Supplied records:
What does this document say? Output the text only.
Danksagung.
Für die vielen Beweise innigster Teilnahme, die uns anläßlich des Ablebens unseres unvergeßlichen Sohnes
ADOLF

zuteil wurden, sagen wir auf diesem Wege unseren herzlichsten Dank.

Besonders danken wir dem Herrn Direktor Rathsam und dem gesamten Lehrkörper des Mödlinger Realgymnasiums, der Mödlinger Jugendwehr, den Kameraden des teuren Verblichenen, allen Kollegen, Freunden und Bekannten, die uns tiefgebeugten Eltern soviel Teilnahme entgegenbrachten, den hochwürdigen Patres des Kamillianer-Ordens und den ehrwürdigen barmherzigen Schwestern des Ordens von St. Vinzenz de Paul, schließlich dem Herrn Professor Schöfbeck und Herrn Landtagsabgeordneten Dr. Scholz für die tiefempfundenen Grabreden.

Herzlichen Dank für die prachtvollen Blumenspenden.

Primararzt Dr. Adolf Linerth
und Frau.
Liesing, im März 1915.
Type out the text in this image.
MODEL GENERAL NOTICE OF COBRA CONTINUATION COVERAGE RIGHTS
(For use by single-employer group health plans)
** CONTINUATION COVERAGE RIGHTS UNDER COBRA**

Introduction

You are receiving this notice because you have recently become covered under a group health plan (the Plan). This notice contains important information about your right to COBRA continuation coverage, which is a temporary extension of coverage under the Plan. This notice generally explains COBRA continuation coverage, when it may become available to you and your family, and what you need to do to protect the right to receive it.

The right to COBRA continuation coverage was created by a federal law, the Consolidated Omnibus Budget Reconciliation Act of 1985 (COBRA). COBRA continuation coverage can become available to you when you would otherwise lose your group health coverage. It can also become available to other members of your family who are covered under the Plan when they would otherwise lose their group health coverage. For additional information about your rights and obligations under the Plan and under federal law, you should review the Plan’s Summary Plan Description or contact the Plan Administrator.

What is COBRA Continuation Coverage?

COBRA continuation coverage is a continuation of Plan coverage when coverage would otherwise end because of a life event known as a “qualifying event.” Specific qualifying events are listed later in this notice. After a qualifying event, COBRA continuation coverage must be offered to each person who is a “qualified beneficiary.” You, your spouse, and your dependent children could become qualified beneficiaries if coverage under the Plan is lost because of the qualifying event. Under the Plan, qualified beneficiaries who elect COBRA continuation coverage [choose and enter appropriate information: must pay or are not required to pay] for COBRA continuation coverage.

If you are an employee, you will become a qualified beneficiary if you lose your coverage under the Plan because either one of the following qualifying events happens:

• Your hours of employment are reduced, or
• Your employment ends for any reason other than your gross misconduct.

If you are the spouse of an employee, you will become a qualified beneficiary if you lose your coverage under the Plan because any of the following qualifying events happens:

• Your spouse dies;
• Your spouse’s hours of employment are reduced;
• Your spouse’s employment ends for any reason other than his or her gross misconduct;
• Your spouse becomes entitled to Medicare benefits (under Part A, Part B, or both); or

Your objective: Search the material above for "reason". Pull out each line where it shows up.

The result:
• Your employment ends for any reason other than your gross misconduct.
• Your spouse’s employment ends for any reason other than his or her gross misconduct;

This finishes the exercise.